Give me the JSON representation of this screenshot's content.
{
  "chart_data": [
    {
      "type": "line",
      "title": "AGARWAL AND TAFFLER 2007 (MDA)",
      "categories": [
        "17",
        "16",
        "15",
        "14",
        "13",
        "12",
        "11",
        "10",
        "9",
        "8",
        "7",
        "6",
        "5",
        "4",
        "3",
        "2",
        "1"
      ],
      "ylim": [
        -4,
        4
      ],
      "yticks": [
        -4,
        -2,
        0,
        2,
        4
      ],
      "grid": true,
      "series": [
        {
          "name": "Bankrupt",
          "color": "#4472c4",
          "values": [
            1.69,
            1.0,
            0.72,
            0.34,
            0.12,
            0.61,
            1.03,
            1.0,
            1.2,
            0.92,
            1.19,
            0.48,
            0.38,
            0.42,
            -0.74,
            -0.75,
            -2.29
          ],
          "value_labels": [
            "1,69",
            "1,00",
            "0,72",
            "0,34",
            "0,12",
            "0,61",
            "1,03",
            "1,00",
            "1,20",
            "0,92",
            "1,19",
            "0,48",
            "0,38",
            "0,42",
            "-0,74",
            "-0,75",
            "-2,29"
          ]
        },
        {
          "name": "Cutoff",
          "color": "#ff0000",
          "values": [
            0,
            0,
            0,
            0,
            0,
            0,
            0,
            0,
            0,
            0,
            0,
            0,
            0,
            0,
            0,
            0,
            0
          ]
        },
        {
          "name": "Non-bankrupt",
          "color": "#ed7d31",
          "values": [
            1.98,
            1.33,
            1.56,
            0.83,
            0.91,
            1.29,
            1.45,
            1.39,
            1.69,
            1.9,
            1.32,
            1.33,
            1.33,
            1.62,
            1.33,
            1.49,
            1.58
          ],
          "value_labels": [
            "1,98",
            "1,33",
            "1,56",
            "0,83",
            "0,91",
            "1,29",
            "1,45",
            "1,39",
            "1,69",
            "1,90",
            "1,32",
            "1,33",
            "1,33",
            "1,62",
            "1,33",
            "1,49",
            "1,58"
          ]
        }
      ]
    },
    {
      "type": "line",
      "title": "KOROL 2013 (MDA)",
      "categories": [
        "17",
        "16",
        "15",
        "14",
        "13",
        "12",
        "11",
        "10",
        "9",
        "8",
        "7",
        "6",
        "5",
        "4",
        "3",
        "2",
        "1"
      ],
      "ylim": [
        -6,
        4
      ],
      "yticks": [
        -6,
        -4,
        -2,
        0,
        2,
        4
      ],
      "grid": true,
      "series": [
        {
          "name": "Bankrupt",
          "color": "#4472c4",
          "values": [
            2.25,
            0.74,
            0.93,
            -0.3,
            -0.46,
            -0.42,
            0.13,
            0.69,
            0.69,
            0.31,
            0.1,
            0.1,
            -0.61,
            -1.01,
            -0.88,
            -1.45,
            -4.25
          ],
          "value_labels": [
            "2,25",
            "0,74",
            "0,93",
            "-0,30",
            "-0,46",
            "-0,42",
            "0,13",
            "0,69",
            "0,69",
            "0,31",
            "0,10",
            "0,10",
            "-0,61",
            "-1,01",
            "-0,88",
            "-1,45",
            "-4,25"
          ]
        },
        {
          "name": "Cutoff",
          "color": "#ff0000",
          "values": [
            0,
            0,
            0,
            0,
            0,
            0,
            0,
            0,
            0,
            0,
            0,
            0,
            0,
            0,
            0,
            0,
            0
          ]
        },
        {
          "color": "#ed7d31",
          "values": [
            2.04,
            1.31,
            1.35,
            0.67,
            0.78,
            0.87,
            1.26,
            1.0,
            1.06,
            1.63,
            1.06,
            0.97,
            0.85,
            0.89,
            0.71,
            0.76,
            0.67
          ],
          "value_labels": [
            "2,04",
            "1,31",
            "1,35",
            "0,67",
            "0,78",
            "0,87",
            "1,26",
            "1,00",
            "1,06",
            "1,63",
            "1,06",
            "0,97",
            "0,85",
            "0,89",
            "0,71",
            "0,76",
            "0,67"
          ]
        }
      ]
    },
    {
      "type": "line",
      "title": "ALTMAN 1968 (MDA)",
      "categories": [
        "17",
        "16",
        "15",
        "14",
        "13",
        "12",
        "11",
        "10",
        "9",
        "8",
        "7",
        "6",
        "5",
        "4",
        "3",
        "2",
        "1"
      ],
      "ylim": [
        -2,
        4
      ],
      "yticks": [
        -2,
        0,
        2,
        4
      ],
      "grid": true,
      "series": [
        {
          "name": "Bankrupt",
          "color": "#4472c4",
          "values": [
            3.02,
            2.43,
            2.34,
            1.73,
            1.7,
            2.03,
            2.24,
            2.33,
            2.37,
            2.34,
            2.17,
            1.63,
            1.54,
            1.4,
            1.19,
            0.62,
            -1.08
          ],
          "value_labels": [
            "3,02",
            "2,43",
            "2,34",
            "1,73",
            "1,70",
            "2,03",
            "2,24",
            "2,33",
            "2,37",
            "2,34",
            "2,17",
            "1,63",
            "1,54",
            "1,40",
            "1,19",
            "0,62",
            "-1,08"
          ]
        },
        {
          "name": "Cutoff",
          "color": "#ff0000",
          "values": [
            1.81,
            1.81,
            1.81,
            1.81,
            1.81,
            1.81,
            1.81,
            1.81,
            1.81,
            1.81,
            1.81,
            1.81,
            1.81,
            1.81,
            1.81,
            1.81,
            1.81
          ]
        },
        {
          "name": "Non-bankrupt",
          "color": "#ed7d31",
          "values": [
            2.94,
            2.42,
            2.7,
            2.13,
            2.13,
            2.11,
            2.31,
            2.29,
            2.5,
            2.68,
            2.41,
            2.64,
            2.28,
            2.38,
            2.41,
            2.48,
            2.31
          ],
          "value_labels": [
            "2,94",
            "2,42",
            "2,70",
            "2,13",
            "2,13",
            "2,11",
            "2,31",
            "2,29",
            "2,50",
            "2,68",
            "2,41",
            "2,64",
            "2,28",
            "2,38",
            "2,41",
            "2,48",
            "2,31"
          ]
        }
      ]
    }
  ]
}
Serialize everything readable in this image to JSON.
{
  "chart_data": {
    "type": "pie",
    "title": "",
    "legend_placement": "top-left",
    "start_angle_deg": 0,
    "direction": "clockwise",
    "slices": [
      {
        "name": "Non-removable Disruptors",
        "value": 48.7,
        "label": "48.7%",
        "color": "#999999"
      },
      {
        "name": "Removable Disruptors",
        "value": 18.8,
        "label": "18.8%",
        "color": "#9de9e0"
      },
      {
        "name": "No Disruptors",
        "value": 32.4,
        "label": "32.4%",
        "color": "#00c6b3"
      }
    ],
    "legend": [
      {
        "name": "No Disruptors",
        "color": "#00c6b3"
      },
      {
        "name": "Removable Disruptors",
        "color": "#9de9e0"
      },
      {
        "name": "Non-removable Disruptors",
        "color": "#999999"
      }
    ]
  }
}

◆ ◆ ◆ ◆ ◆

Challenge: Copy all data exactly, start to finish.

Result below:
Give me the JSON representation of this screenshot's content.
{
  "chart_data": [
    {
      "type": "line",
      "title": "AGARWAL AND TAFFLER 2007 (MDA)",
      "categories": [
        "17",
        "16",
        "15",
        "14",
        "13",
        "12",
        "11",
        "10",
        "9",
        "8",
        "7",
        "6",
        "5",
        "4",
        "3",
        "2",
        "1"
      ],
      "ylim": [
        -4,
        4
      ],
      "yticks": [
        -4,
        -2,
        0,
        2,
        4
      ],
      "grid": true,
      "series": [
        {
          "name": "Bankrupt",
          "color": "#4472c4",
          "values": [
            1.69,
            1.0,
            0.72,
            0.34,
            0.12,
            0.61,
            1.03,
            1.0,
            1.2,
            0.92,
            1.19,
            0.48,
            0.38,
            0.42,
            -0.74,
            -0.75,
            -2.29
          ],
          "value_labels": [
            "1,69",
            "1,00",
            "0,72",
            "0,34",
            "0,12",
            "0,61",
            "1,03",
            "1,00",
            "1,20",
            "0,92",
            "1,19",
            "0,48",
            "0,38",
            "0,42",
            "-0,74",
            "-0,75",
            "-2,29"
          ]
        },
        {
          "name": "Cutoff",
          "color": "#ff0000",
          "values": [
            0,
            0,
            0,
            0,
            0,
            0,
            0,
            0,
            0,
            0,
            0,
            0,
            0,
            0,
            0,
            0,
            0
          ]
        },
        {
          "name": "Non-bankrupt",
          "color": "#ed7d31",
          "values": [
            1.98,
            1.33,
            1.56,
            0.83,
            0.91,
            1.29,
            1.45,
            1.39,
            1.69,
            1.9,
            1.32,
            1.33,
            1.33,
            1.62,
            1.33,
            1.49,
            1.58
          ],
          "value_labels": [
            "1,98",
            "1,33",
            "1,56",
            "0,83",
            "0,91",
            "1,29",
            "1,45",
            "1,39",
            "1,69",
            "1,90",
            "1,32",
            "1,33",
            "1,33",
            "1,62",
            "1,33",
            "1,49",
            "1,58"
          ]
        }
      ]
    },
    {
      "type": "line",
      "title": "KOROL 2013 (MDA)",
      "categories": [
        "17",
        "16",
        "15",
        "14",
        "13",
        "12",
        "11",
        "10",
        "9",
        "8",
        "7",
        "6",
        "5",
        "4",
        "3",
        "2",
        "1"
      ],
      "ylim": [
        -6,
        4
      ],
      "yticks": [
        -6,
        -4,
        -2,
        0,
        2,
        4
      ],
      "grid": true,
      "series": [
        {
          "name": "Bankrupt",
          "color": "#4472c4",
          "values": [
            2.25,
            0.74,
            0.93,
            -0.3,
            -0.46,
            -0.42,
            0.13,
            0.69,
            0.69,
            0.31,
            0.1,
            0.1,
            -0.61,
            -1.01,
            -0.88,
            -1.45,
            -4.25
          ],
          "value_labels": [
            "2,25",
            "0,74",
            "0,93",
            "-0,30",
            "-0,46",
            "-0,42",
            "0,13",
            "0,69",
            "0,69",
            "0,31",
            "0,10",
            "0,10",
            "-0,61",
            "-1,01",
            "-0,88",
            "-1,45",
            "-4,25"
          ]
        },
        {
          "name": "Cutoff",
          "color": "#ff0000",
          "values": [
            0,
            0,
            0,
            0,
            0,
            0,
            0,
            0,
            0,
            0,
            0,
            0,
            0,
            0,
            0,
            0,
            0
          ]
        },
        {
          "color": "#ed7d31",
          "values": [
            2.04,
            1.31,
            1.35,
            0.67,
            0.78,
            0.87,
            1.26,
            1.0,
            1.06,
            1.63,
            1.06,
            0.97,
            0.85,
            0.89,
            0.71,
            0.76,
            0.67
          ],
          "value_labels": [
            "2,04",
            "1,31",
            "1,35",
            "0,67",
            "0,78",
            "0,87",
            "1,26",
            "1,00",
            "1,06",
            "1,63",
            "1,06",
            "0,97",
            "0,85",
            "0,89",
            "0,71",
            "0,76",
            "0,67"
          ]
        }
      ]
    },
    {
      "type": "line",
      "title": "ALTMAN 1968 (MDA)",
      "categories": [
        "17",
        "16",
        "15",
        "14",
        "13",
        "12",
        "11",
        "10",
        "9",
        "8",
        "7",
        "6",
        "5",
        "4",
        "3",
        "2",
        "1"
      ],
      "ylim": [
        -2,
        4
      ],
      "yticks": [
        -2,
        0,
        2,
        4
      ],
      "grid": true,
      "series": [
        {
          "name": "Bankrupt",
          "color": "#4472c4",
          "values": [
            3.02,
            2.43,
            2.34,
            1.73,
            1.7,
            2.03,
            2.24,
            2.33,
            2.37,
            2.34,
            2.17,
            1.63,
            1.54,
            1.4,
            1.19,
            0.62,
            -1.08
          ],
          "value_labels": [
            "3,02",
            "2,43",
            "2,34",
            "1,73",
            "1,70",
            "2,03",
            "2,24",
            "2,33",
            "2,37",
            "2,34",
            "2,17",
            "1,63",
            "1,54",
            "1,40",
            "1,19",
            "0,62",
            "-1,08"
          ]
        },
        {
          "name": "Cutoff",
          "color": "#ff0000",
          "values": [
            1.81,
            1.81,
            1.81,
            1.81,
            1.81,
            1.81,
            1.81,
            1.81,
            1.81,
            1.81,
            1.81,
            1.81,
            1.81,
            1.81,
            1.81,
            1.81,
            1.81
          ]
        },
        {
          "name": "Non-bankrupt",
          "color": "#ed7d31",
          "values": [
            2.94,
            2.42,
            2.7,
            2.13,
            2.13,
            2.11,
            2.31,
            2.29,
            2.5,
            2.68,
            2.41,
            2.64,
            2.28,
            2.38,
            2.41,
            2.48,
            2.31
          ],
          "value_labels": [
            "2,94",
            "2,42",
            "2,70",
            "2,13",
            "2,13",
            "2,11",
            "2,31",
            "2,29",
            "2,50",
            "2,68",
            "2,41",
            "2,64",
            "2,28",
            "2,38",
            "2,41",
            "2,48",
            "2,31"
          ]
        }
      ]
    }
  ]
}
Serialize everything readable in this image to JSON.
{
  "chart_data": {
    "type": "pie",
    "title": "",
    "legend_placement": "top-left",
    "start_angle_deg": 0,
    "direction": "clockwise",
    "slices": [
      {
        "name": "Non-removable Disruptors",
        "value": 48.7,
        "label": "48.7%",
        "color": "#999999"
      },
      {
        "name": "Removable Disruptors",
        "value": 18.8,
        "label": "18.8%",
        "color": "#9de9e0"
      },
      {
        "name": "No Disruptors",
        "value": 32.4,
        "label": "32.4%",
        "color": "#00c6b3"
      }
    ],
    "legend": [
      {
        "name": "No Disruptors",
        "color": "#00c6b3"
      },
      {
        "name": "Removable Disruptors",
        "color": "#9de9e0"
      },
      {
        "name": "Non-removable Disruptors",
        "color": "#999999"
      }
    ]
  }
}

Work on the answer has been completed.